• Activity 1:
Answer these questions using the piece below about applying to law school, which comes before the rows.
(a) What is LSAC short for?
(b) What three things can each applicant store on the LSAC platform?
(c) Which kind of recommendation letter may be stored on LSAC in unlimited number?
• Activity 2: Carry on the piece below about applying to law school, starting after its last sentence.

• Excerpt to read:
Like many people have probably said, applying to law school is a difficult process. Whether you’re one of those people who like to stay organized, or you’re the residual racing against the deadline type of person, the application procedures associated with getting into law school can be a daunting task for anyone in many regards. Although I can proudly say that I have made it through that stage, I still remember it like it was yesterday.
What the heck is LSAC?
If you’re like me, LSAC seemed just about as familiar as a distant relative. Short for the Law School Admissions Council, LSAC is the resource that every applicant will use to submit their application materials to the schools of their choosing. It provides a relatively easy to use platform, for which each applicant can store their LSAT test scores, statement of interest, and letters of recommendation. In addition, each participating law school hosts their online application within the LSAC platform, making it easy for applicants to submit their information and materials for review. My best piece of advice to all applicants, whether applying through an early action program or general applicant pool, is to create an LSAC account as soon as possible once you decide to apply to law school. By doing this, you can get access to the platform to check out what steps you will need to take in order to submit applications to law schools. One of the easiest, yet often disregarded, things you can do to increase your chances of getting that acceptance letter is to FOLLOW DIRECTIONS. Whether it’s missing a deadline, or forgetting to submit a supplemental essay, law schools will recognize and appreciate applicants whose applications are free of any procedural flaws.
Recommendation letters- simple concept…right?
Depending on which schools you apply to, the number of recommendation letters required for a valid application will vary. One of the tools available through LSAC is the retention of recommendation letters received on an applicant’s behalf, to be used when submitting an application to a law school. What you probably don’t know about this tool is that letters may be designated as either “specific” or “general.” For example, an applicant can request a letter from her professor that addresses her qualifications for acceptance to a particular school, school B. In addition, she may also solicit that professor to write a letter that is more general in nature, and can be submitted to any school the applicant chooses to apply to. LSAC allows applicants to store an unlimited number of “specific” letters, but only allows a certain number of “general” letters to be stored in the system. Therefore, when you are thinking about asking a professor or professional source for a letter of recommendation, be sure to tell them whether you would like them to address a specific audience, or give a more general assessment of your qualifications.

• Information:
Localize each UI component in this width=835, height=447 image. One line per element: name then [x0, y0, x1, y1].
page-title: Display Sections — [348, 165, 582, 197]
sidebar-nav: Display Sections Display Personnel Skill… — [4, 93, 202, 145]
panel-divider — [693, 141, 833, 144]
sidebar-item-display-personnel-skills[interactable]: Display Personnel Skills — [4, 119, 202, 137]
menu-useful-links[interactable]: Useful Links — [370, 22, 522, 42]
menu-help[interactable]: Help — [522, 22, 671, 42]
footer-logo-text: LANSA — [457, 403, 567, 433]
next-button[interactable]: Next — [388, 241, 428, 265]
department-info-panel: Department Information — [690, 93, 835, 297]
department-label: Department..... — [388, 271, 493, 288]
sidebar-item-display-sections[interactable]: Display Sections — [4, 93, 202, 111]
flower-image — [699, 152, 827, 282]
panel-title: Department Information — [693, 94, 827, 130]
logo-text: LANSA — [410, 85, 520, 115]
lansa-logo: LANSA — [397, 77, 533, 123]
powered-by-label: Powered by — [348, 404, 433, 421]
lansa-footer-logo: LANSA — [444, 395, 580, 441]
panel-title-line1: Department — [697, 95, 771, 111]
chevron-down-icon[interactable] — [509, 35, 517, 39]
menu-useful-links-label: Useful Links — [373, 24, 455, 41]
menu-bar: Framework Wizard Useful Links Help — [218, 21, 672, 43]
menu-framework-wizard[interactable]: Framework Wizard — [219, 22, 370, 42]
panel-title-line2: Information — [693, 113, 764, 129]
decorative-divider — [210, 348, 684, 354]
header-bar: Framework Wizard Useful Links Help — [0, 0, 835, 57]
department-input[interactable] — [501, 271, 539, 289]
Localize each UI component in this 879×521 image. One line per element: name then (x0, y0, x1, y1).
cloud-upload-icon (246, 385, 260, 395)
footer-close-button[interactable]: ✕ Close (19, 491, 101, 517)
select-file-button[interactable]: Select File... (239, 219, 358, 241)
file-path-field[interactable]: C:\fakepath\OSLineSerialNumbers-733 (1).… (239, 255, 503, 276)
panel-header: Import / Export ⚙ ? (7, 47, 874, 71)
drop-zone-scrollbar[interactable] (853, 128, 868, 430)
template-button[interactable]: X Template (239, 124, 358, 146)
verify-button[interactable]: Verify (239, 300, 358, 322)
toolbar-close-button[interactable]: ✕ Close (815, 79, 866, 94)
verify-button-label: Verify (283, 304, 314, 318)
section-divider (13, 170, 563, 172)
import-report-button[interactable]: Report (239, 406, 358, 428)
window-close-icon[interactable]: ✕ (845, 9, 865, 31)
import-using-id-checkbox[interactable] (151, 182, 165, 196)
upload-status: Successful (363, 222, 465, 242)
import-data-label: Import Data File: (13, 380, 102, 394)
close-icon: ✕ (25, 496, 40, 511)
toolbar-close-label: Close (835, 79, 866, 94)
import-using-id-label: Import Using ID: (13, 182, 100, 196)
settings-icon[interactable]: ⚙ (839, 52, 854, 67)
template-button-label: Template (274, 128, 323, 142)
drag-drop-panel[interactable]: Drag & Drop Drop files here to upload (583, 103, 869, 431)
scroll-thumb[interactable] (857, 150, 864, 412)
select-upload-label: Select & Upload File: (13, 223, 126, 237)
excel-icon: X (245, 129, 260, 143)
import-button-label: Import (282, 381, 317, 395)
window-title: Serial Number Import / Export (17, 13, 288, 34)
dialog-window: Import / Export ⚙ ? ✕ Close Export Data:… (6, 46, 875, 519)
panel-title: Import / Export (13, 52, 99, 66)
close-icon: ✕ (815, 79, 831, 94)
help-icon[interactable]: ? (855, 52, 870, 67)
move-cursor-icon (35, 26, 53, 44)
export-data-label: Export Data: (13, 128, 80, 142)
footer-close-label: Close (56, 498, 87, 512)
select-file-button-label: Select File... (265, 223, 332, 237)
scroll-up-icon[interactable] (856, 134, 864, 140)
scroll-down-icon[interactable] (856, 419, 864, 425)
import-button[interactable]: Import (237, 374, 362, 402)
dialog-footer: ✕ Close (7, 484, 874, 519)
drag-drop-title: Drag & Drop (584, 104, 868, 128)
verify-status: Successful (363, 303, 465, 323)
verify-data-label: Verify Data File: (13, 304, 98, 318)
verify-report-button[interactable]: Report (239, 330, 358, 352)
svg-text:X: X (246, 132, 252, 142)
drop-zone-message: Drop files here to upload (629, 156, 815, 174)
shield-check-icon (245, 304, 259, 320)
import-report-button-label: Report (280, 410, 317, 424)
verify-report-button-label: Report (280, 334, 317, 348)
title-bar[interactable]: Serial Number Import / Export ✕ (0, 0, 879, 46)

• Response area 1:
(a) The Law School Admissions Council.
(b) LSAT test scores, a statement of interest, and letters of recommendation.
(c) "Specific" letters.

• Response area 2:
In addition to the organization of your letters, applicants should make sure to understand the process for sending letters to LSAC. Particularly for recommenders who are out of state, this process can be difficult to monitor, in order to make sure that all letters are sent to LSAC on time. When I applied to schools, I sent my out of state recommenders a pre-paid addressed envelope for them to use to submit their letter of recommendation. I also included the form that was to accompany their letter. Finally, I provided them with a packet of materials for them to review in order to write the letter. For applicants, this may include writing samples, work completed under their professor/recommender’s supervision, and any other materials that will help your recommender write a glowing recommendation on your behalf. By doing these things, you will make sure that your LSAC account will not notify you of outstanding documents on the deadline for the application.
My application is submitted- what now?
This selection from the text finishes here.